> [The exercise] Output the full listing below exactly as it reads, and skip anything that is a picture.

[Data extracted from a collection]
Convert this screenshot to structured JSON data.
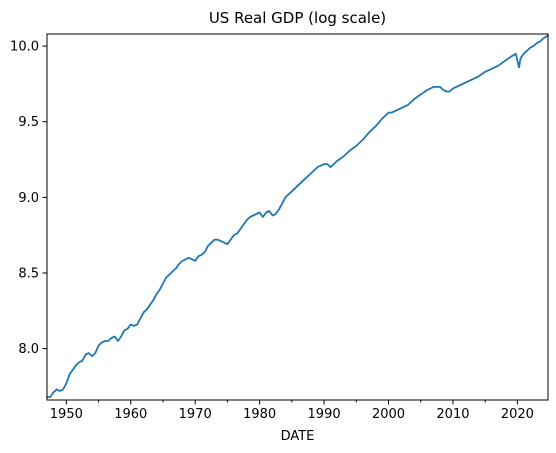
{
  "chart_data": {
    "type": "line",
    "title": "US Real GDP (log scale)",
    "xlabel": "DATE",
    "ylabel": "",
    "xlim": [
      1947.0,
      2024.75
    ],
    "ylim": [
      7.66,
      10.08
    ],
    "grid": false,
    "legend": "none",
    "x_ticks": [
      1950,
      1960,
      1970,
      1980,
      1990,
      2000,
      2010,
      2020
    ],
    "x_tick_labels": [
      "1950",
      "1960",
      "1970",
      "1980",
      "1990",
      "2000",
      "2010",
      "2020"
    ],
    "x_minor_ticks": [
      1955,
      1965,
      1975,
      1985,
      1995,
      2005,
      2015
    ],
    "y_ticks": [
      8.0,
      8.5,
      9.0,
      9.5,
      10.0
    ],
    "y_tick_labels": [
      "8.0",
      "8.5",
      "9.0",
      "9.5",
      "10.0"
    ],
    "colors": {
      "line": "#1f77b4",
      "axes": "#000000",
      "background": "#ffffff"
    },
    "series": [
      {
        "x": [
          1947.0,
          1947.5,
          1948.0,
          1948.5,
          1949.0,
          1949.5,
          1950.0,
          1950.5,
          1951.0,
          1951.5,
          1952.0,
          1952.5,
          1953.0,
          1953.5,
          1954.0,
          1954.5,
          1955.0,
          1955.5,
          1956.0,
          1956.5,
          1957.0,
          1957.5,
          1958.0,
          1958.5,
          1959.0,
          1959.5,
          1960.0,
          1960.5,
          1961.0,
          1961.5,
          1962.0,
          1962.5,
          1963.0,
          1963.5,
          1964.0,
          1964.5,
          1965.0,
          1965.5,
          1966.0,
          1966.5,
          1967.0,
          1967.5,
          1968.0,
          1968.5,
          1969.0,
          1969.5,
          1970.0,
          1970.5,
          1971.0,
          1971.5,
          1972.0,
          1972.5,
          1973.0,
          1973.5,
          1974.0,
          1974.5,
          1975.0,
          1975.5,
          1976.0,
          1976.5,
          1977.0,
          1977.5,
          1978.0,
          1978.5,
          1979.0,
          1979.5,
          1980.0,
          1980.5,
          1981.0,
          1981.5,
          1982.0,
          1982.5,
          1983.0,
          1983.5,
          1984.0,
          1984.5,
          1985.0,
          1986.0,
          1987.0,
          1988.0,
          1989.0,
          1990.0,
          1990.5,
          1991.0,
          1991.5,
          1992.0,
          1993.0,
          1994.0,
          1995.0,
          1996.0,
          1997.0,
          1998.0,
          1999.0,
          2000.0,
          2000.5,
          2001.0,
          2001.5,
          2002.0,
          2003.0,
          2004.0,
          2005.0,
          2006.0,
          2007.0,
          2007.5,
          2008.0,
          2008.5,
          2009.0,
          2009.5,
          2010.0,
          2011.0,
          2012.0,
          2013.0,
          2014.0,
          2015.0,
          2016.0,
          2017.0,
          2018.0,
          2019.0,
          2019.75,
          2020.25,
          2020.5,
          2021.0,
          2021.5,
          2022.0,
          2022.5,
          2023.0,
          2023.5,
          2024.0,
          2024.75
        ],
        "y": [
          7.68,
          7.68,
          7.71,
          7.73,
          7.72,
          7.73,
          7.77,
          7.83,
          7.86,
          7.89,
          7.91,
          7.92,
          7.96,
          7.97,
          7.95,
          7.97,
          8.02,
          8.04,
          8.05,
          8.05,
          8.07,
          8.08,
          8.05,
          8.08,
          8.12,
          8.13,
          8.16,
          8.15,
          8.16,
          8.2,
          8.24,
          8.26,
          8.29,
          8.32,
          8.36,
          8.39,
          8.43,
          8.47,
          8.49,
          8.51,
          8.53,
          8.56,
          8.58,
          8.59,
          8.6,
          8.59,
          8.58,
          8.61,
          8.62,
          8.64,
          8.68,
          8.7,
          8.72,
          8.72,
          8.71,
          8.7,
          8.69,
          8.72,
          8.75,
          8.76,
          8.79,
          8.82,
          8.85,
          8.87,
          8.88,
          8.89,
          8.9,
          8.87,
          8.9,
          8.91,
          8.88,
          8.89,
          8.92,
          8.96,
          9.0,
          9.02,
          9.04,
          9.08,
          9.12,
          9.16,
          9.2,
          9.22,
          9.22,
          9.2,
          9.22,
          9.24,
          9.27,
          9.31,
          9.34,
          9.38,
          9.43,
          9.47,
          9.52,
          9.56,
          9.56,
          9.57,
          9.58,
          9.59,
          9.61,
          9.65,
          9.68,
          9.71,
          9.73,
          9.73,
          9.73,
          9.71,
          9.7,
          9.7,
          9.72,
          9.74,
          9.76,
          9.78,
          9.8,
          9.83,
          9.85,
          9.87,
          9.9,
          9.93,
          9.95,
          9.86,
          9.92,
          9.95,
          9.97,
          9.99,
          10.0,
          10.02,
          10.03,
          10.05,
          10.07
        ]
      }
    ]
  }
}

> [Full answer]
Convert this screenshot to structured JSON data.
{
  "chart_data": {
    "type": "line",
    "title": "US Real GDP (log scale)",
    "xlabel": "DATE",
    "ylabel": "",
    "xlim": [
      1947.0,
      2024.75
    ],
    "ylim": [
      7.66,
      10.08
    ],
    "grid": false,
    "legend": "none",
    "x_ticks": [
      1950,
      1960,
      1970,
      1980,
      1990,
      2000,
      2010,
      2020
    ],
    "x_tick_labels": [
      "1950",
      "1960",
      "1970",
      "1980",
      "1990",
      "2000",
      "2010",
      "2020"
    ],
    "x_minor_ticks": [
      1955,
      1965,
      1975,
      1985,
      1995,
      2005,
      2015
    ],
    "y_ticks": [
      8.0,
      8.5,
      9.0,
      9.5,
      10.0
    ],
    "y_tick_labels": [
      "8.0",
      "8.5",
      "9.0",
      "9.5",
      "10.0"
    ],
    "colors": {
      "line": "#1f77b4",
      "axes": "#000000",
      "background": "#ffffff"
    },
    "series": [
      {
        "x": [
          1947.0,
          1947.5,
          1948.0,
          1948.5,
          1949.0,
          1949.5,
          1950.0,
          1950.5,
          1951.0,
          1951.5,
          1952.0,
          1952.5,
          1953.0,
          1953.5,
          1954.0,
          1954.5,
          1955.0,
          1955.5,
          1956.0,
          1956.5,
          1957.0,
          1957.5,
          1958.0,
          1958.5,
          1959.0,
          1959.5,
          1960.0,
          1960.5,
          1961.0,
          1961.5,
          1962.0,
          1962.5,
          1963.0,
          1963.5,
          1964.0,
          1964.5,
          1965.0,
          1965.5,
          1966.0,
          1966.5,
          1967.0,
          1967.5,
          1968.0,
          1968.5,
          1969.0,
          1969.5,
          1970.0,
          1970.5,
          1971.0,
          1971.5,
          1972.0,
          1972.5,
          1973.0,
          1973.5,
          1974.0,
          1974.5,
          1975.0,
          1975.5,
          1976.0,
          1976.5,
          1977.0,
          1977.5,
          1978.0,
          1978.5,
          1979.0,
          1979.5,
          1980.0,
          1980.5,
          1981.0,
          1981.5,
          1982.0,
          1982.5,
          1983.0,
          1983.5,
          1984.0,
          1984.5,
          1985.0,
          1986.0,
          1987.0,
          1988.0,
          1989.0,
          1990.0,
          1990.5,
          1991.0,
          1991.5,
          1992.0,
          1993.0,
          1994.0,
          1995.0,
          1996.0,
          1997.0,
          1998.0,
          1999.0,
          2000.0,
          2000.5,
          2001.0,
          2001.5,
          2002.0,
          2003.0,
          2004.0,
          2005.0,
          2006.0,
          2007.0,
          2007.5,
          2008.0,
          2008.5,
          2009.0,
          2009.5,
          2010.0,
          2011.0,
          2012.0,
          2013.0,
          2014.0,
          2015.0,
          2016.0,
          2017.0,
          2018.0,
          2019.0,
          2019.75,
          2020.25,
          2020.5,
          2021.0,
          2021.5,
          2022.0,
          2022.5,
          2023.0,
          2023.5,
          2024.0,
          2024.75
        ],
        "y": [
          7.68,
          7.68,
          7.71,
          7.73,
          7.72,
          7.73,
          7.77,
          7.83,
          7.86,
          7.89,
          7.91,
          7.92,
          7.96,
          7.97,
          7.95,
          7.97,
          8.02,
          8.04,
          8.05,
          8.05,
          8.07,
          8.08,
          8.05,
          8.08,
          8.12,
          8.13,
          8.16,
          8.15,
          8.16,
          8.2,
          8.24,
          8.26,
          8.29,
          8.32,
          8.36,
          8.39,
          8.43,
          8.47,
          8.49,
          8.51,
          8.53,
          8.56,
          8.58,
          8.59,
          8.6,
          8.59,
          8.58,
          8.61,
          8.62,
          8.64,
          8.68,
          8.7,
          8.72,
          8.72,
          8.71,
          8.7,
          8.69,
          8.72,
          8.75,
          8.76,
          8.79,
          8.82,
          8.85,
          8.87,
          8.88,
          8.89,
          8.9,
          8.87,
          8.9,
          8.91,
          8.88,
          8.89,
          8.92,
          8.96,
          9.0,
          9.02,
          9.04,
          9.08,
          9.12,
          9.16,
          9.2,
          9.22,
          9.22,
          9.2,
          9.22,
          9.24,
          9.27,
          9.31,
          9.34,
          9.38,
          9.43,
          9.47,
          9.52,
          9.56,
          9.56,
          9.57,
          9.58,
          9.59,
          9.61,
          9.65,
          9.68,
          9.71,
          9.73,
          9.73,
          9.73,
          9.71,
          9.7,
          9.7,
          9.72,
          9.74,
          9.76,
          9.78,
          9.8,
          9.83,
          9.85,
          9.87,
          9.9,
          9.93,
          9.95,
          9.86,
          9.92,
          9.95,
          9.97,
          9.99,
          10.0,
          10.02,
          10.03,
          10.05,
          10.07
        ]
      }
    ]
  }
}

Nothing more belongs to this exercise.